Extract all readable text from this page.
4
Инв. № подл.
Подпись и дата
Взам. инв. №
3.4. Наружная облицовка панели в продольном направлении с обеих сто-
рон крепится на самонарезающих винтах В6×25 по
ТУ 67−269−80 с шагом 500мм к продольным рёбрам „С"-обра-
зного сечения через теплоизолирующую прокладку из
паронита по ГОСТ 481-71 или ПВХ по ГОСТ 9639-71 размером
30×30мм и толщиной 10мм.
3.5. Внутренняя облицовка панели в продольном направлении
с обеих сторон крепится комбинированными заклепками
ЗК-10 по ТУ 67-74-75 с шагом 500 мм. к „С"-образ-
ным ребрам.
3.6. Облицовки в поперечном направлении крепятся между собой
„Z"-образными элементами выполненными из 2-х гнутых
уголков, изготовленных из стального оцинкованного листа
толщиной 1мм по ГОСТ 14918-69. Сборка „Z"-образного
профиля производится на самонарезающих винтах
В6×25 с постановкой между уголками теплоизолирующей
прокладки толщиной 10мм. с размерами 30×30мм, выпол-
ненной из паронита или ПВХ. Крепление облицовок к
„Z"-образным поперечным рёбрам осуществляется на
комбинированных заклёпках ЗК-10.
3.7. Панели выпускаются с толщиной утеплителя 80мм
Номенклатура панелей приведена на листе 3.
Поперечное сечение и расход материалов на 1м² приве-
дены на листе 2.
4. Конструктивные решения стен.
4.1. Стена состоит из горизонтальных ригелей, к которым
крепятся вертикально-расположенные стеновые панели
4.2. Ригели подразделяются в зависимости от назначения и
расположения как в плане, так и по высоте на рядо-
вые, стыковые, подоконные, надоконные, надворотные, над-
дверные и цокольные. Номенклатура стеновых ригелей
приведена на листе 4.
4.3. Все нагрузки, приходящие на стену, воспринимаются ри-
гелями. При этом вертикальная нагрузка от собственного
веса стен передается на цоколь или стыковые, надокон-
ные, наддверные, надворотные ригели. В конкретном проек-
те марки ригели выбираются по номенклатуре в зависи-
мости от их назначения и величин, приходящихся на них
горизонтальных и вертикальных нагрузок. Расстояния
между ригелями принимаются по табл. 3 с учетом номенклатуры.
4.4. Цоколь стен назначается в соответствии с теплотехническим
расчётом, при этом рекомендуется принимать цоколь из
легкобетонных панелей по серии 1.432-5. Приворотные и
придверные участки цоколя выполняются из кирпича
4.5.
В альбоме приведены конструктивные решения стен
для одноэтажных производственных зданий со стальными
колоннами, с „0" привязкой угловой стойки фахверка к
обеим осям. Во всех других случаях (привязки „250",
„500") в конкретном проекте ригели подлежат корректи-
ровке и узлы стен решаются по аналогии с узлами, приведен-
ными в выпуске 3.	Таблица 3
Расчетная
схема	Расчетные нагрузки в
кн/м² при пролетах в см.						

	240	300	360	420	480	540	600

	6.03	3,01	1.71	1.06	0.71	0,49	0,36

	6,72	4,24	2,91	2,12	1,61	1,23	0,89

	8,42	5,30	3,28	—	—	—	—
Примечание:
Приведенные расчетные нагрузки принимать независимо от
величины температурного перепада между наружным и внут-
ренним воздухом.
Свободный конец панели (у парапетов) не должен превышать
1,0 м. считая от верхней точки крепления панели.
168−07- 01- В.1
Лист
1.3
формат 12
···
- _Directions_
For the entries above, count the lines that contain the string "самонарезающих", and state that number without further comment.

- _Written reply_
2